----- Recorded information -----

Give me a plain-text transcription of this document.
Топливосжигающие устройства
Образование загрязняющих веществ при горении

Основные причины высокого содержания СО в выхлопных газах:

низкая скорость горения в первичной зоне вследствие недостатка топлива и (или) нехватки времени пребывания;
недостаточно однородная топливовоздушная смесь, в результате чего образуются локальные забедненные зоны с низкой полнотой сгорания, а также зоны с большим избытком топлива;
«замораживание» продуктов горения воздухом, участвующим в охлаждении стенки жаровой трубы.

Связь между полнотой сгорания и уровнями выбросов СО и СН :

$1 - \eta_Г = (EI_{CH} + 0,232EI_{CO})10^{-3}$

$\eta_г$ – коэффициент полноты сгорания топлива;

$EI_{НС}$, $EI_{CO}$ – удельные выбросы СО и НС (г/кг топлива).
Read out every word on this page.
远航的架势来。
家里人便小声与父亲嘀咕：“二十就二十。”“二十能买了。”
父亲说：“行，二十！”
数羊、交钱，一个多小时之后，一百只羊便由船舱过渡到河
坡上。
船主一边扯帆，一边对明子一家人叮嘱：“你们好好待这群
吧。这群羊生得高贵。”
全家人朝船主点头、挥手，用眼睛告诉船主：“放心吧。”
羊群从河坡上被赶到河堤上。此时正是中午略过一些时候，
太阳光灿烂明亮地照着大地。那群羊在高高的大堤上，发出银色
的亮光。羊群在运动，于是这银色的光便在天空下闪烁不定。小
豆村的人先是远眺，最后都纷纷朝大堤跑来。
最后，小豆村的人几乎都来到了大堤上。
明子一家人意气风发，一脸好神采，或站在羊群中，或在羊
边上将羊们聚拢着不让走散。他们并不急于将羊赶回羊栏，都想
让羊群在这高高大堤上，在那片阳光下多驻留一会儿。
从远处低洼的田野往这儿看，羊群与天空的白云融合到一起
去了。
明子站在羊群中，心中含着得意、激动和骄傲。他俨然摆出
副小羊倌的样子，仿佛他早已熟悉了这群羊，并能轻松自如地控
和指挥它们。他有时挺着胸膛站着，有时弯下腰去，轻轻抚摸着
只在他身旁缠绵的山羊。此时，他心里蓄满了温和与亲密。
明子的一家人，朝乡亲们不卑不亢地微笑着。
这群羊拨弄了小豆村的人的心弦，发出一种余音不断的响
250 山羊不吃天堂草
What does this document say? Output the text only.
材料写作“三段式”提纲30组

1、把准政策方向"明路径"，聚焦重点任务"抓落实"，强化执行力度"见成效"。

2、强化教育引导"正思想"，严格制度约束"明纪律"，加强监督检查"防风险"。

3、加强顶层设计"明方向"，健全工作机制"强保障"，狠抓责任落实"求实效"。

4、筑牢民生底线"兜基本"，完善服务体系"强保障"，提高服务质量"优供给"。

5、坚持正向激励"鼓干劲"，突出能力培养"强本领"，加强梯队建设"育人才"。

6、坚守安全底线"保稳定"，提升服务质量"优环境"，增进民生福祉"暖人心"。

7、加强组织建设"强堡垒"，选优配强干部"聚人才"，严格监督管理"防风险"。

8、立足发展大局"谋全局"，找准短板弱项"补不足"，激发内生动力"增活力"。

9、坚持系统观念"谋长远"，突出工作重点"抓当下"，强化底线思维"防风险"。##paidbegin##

-----

## [Task requirements]
Go through the data and return every record exactly.

## [Exercise response]
Give me a plain-text transcription of this document.
Топливосжигающие устройства
Образование загрязняющих веществ при горении

Основные причины высокого содержания СО в выхлопных газах:

низкая скорость горения в первичной зоне вследствие недостатка топлива и (или) нехватки времени пребывания;
недостаточно однородная топливовоздушная смесь, в результате чего образуются локальные забедненные зоны с низкой полнотой сгорания, а также зоны с большим избытком топлива;
«замораживание» продуктов горения воздухом, участвующим в охлаждении стенки жаровой трубы.

Связь между полнотой сгорания и уровнями выбросов СО и СН :

$1 - \eta_Г = (EI_{CH} + 0,232EI_{CO})10^{-3}$

$\eta_г$ – коэффициент полноты сгорания топлива;

$EI_{НС}$, $EI_{CO}$ – удельные выбросы СО и НС (г/кг топлива).
Read out every word on this page.
远航的架势来。
家里人便小声与父亲嘀咕：“二十就二十。”“二十能买了。”
父亲说：“行，二十！”
数羊、交钱，一个多小时之后，一百只羊便由船舱过渡到河
坡上。
船主一边扯帆，一边对明子一家人叮嘱：“你们好好待这群
吧。这群羊生得高贵。”
全家人朝船主点头、挥手，用眼睛告诉船主：“放心吧。”
羊群从河坡上被赶到河堤上。此时正是中午略过一些时候，
太阳光灿烂明亮地照着大地。那群羊在高高的大堤上，发出银色
的亮光。羊群在运动，于是这银色的光便在天空下闪烁不定。小
豆村的人先是远眺，最后都纷纷朝大堤跑来。
最后，小豆村的人几乎都来到了大堤上。
明子一家人意气风发，一脸好神采，或站在羊群中，或在羊
边上将羊们聚拢着不让走散。他们并不急于将羊赶回羊栏，都想
让羊群在这高高大堤上，在那片阳光下多驻留一会儿。
从远处低洼的田野往这儿看，羊群与天空的白云融合到一起
去了。
明子站在羊群中，心中含着得意、激动和骄傲。他俨然摆出
副小羊倌的样子，仿佛他早已熟悉了这群羊，并能轻松自如地控
和指挥它们。他有时挺着胸膛站着，有时弯下腰去，轻轻抚摸着
只在他身旁缠绵的山羊。此时，他心里蓄满了温和与亲密。
明子的一家人，朝乡亲们不卑不亢地微笑着。
这群羊拨弄了小豆村的人的心弦，发出一种余音不断的响
250 山羊不吃天堂草
What does this document say? Output the text only.
材料写作“三段式”提纲30组

1、把准政策方向"明路径"，聚焦重点任务"抓落实"，强化执行力度"见成效"。

2、强化教育引导"正思想"，严格制度约束"明纪律"，加强监督检查"防风险"。

3、加强顶层设计"明方向"，健全工作机制"强保障"，狠抓责任落实"求实效"。

4、筑牢民生底线"兜基本"，完善服务体系"强保障"，提高服务质量"优供给"。

5、坚持正向激励"鼓干劲"，突出能力培养"强本领"，加强梯队建设"育人才"。

6、坚守安全底线"保稳定"，提升服务质量"优环境"，增进民生福祉"暖人心"。

7、加强组织建设"强堡垒"，选优配强干部"聚人才"，严格监督管理"防风险"。

8、立足发展大局"谋全局"，找准短板弱项"补不足"，激发内生动力"增活力"。

9、坚持系统观念"谋长远"，突出工作重点"抓当下"，强化底线思维"防风险"。##paidbegin##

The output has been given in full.